What you should do |
Scan the following material for the string "placeholder" and copy each line in which it appears.

Input rows |
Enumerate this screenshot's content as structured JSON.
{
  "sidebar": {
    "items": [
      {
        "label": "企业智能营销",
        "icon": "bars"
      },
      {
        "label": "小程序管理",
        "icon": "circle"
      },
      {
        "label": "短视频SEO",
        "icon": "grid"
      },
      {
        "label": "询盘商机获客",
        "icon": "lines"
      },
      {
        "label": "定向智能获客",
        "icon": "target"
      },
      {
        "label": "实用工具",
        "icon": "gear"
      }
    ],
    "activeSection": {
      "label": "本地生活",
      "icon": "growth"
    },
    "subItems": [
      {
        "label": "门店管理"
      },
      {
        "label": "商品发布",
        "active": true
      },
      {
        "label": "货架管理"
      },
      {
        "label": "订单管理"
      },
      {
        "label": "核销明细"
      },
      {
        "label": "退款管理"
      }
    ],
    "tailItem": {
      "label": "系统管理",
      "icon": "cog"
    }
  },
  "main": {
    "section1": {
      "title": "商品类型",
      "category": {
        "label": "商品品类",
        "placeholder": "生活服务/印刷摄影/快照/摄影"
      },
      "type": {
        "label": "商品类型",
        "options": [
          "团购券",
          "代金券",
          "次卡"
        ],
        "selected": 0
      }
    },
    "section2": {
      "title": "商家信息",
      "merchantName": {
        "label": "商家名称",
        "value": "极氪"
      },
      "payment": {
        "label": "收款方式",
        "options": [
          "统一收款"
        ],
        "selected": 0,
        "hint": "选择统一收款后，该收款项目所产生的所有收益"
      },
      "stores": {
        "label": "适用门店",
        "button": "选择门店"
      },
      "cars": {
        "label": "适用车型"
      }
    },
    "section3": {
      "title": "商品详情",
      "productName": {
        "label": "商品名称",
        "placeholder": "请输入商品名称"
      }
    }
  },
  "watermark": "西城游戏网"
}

Completed exercise |
        "placeholder": "生活服务/印刷摄影/快照/摄影"
        "placeholder": "请输入商品名称"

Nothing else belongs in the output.